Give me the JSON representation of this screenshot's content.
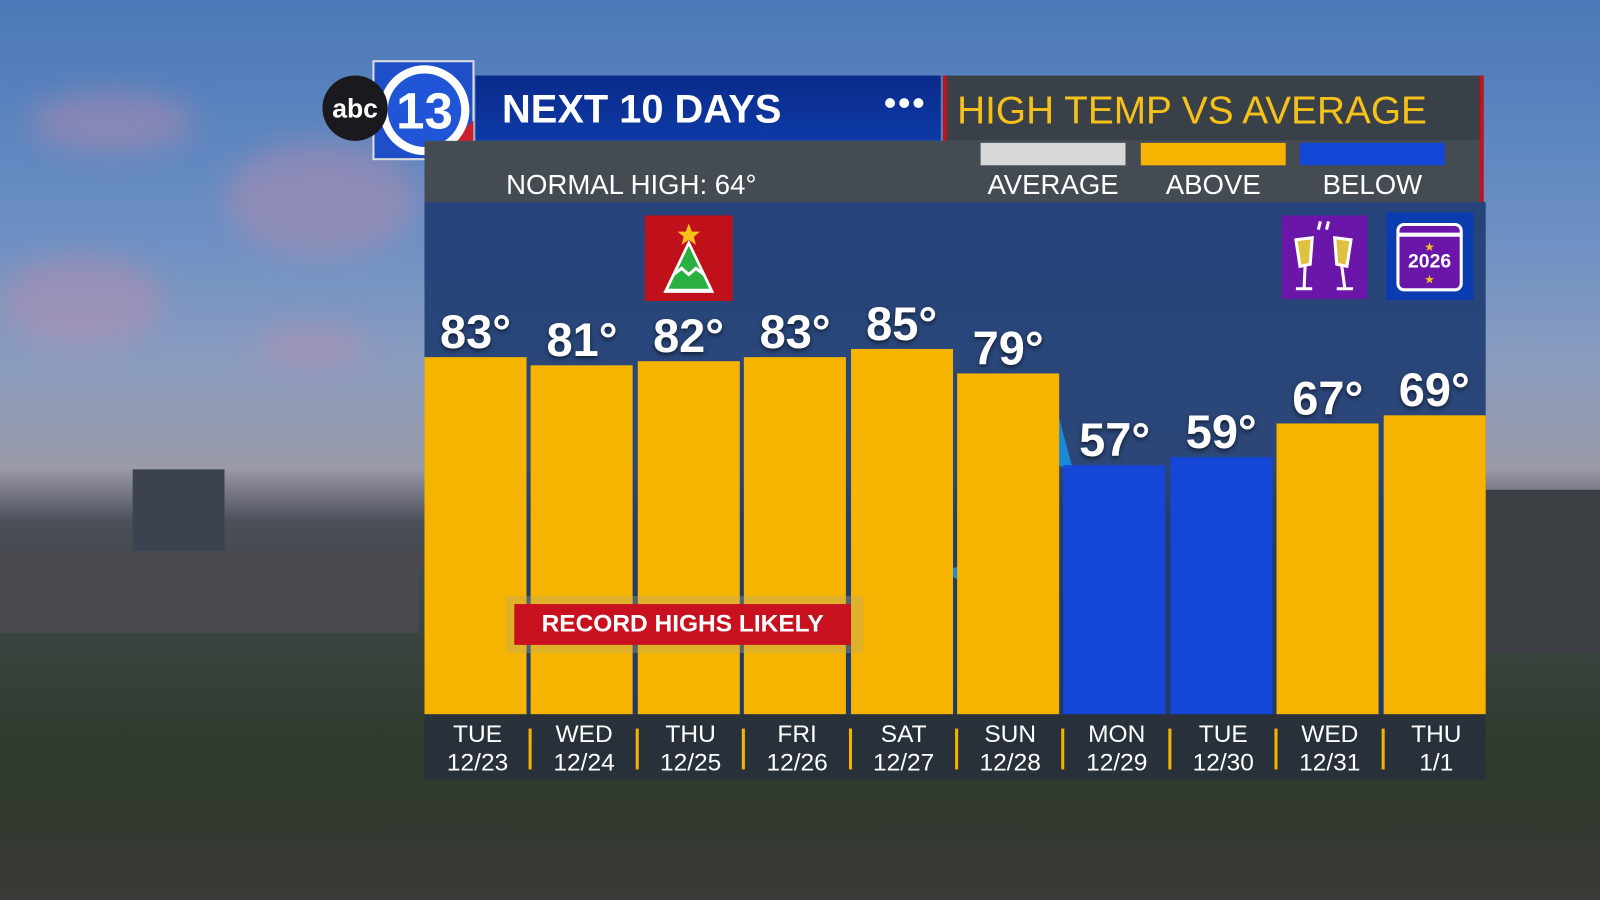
{
  "header": {
    "title": "NEXT 10 DAYS",
    "dots": "•••",
    "right_title": "HIGH TEMP VS AVERAGE",
    "normal_high": "NORMAL HIGH: 64°"
  },
  "legend": [
    {
      "label": "AVERAGE",
      "color": "#d8d8d8"
    },
    {
      "label": "ABOVE",
      "color": "#f6b400"
    },
    {
      "label": "BELOW",
      "color": "#1446d8"
    }
  ],
  "logo": {
    "text": "abc",
    "number": "13"
  },
  "icons": {
    "christmas": "christmas-tree-icon",
    "champagne": "champagne-toast-icon",
    "calendar_year": "2026"
  },
  "annotation": "RECORD HIGHS LIKELY",
  "chart_data": {
    "type": "bar",
    "title": "HIGH TEMP VS AVERAGE",
    "normal_high": 64,
    "categories": [
      [
        "TUE",
        "12/23"
      ],
      [
        "WED",
        "12/24"
      ],
      [
        "THU",
        "12/25"
      ],
      [
        "FRI",
        "12/26"
      ],
      [
        "SAT",
        "12/27"
      ],
      [
        "SUN",
        "12/28"
      ],
      [
        "MON",
        "12/29"
      ],
      [
        "TUE",
        "12/30"
      ],
      [
        "WED",
        "12/31"
      ],
      [
        "THU",
        "1/1"
      ]
    ],
    "values": [
      83,
      81,
      82,
      83,
      85,
      79,
      57,
      59,
      67,
      69
    ],
    "labels": [
      "83°",
      "81°",
      "82°",
      "83°",
      "85°",
      "79°",
      "57°",
      "59°",
      "67°",
      "69°"
    ],
    "status": [
      "above",
      "above",
      "above",
      "above",
      "above",
      "above",
      "below",
      "below",
      "above",
      "above"
    ],
    "colors": {
      "above": "#f6b400",
      "below": "#1446d8",
      "average": "#d8d8d8"
    }
  }
}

::::

> **AIM**:
Return each line of the data, keeping its wording exact and omitting pictures.

> **EXERCISE RESULT**:
Give me the JSON representation of this screenshot's content.
{
  "header": {
    "title": "NEXT 10 DAYS",
    "dots": "•••",
    "right_title": "HIGH TEMP VS AVERAGE",
    "normal_high": "NORMAL HIGH: 64°"
  },
  "legend": [
    {
      "label": "AVERAGE",
      "color": "#d8d8d8"
    },
    {
      "label": "ABOVE",
      "color": "#f6b400"
    },
    {
      "label": "BELOW",
      "color": "#1446d8"
    }
  ],
  "logo": {
    "text": "abc",
    "number": "13"
  },
  "icons": {
    "christmas": "christmas-tree-icon",
    "champagne": "champagne-toast-icon",
    "calendar_year": "2026"
  },
  "annotation": "RECORD HIGHS LIKELY",
  "chart_data": {
    "type": "bar",
    "title": "HIGH TEMP VS AVERAGE",
    "normal_high": 64,
    "categories": [
      [
        "TUE",
        "12/23"
      ],
      [
        "WED",
        "12/24"
      ],
      [
        "THU",
        "12/25"
      ],
      [
        "FRI",
        "12/26"
      ],
      [
        "SAT",
        "12/27"
      ],
      [
        "SUN",
        "12/28"
      ],
      [
        "MON",
        "12/29"
      ],
      [
        "TUE",
        "12/30"
      ],
      [
        "WED",
        "12/31"
      ],
      [
        "THU",
        "1/1"
      ]
    ],
    "values": [
      83,
      81,
      82,
      83,
      85,
      79,
      57,
      59,
      67,
      69
    ],
    "labels": [
      "83°",
      "81°",
      "82°",
      "83°",
      "85°",
      "79°",
      "57°",
      "59°",
      "67°",
      "69°"
    ],
    "status": [
      "above",
      "above",
      "above",
      "above",
      "above",
      "above",
      "below",
      "below",
      "above",
      "above"
    ],
    "colors": {
      "above": "#f6b400",
      "below": "#1446d8",
      "average": "#d8d8d8"
    }
  }
}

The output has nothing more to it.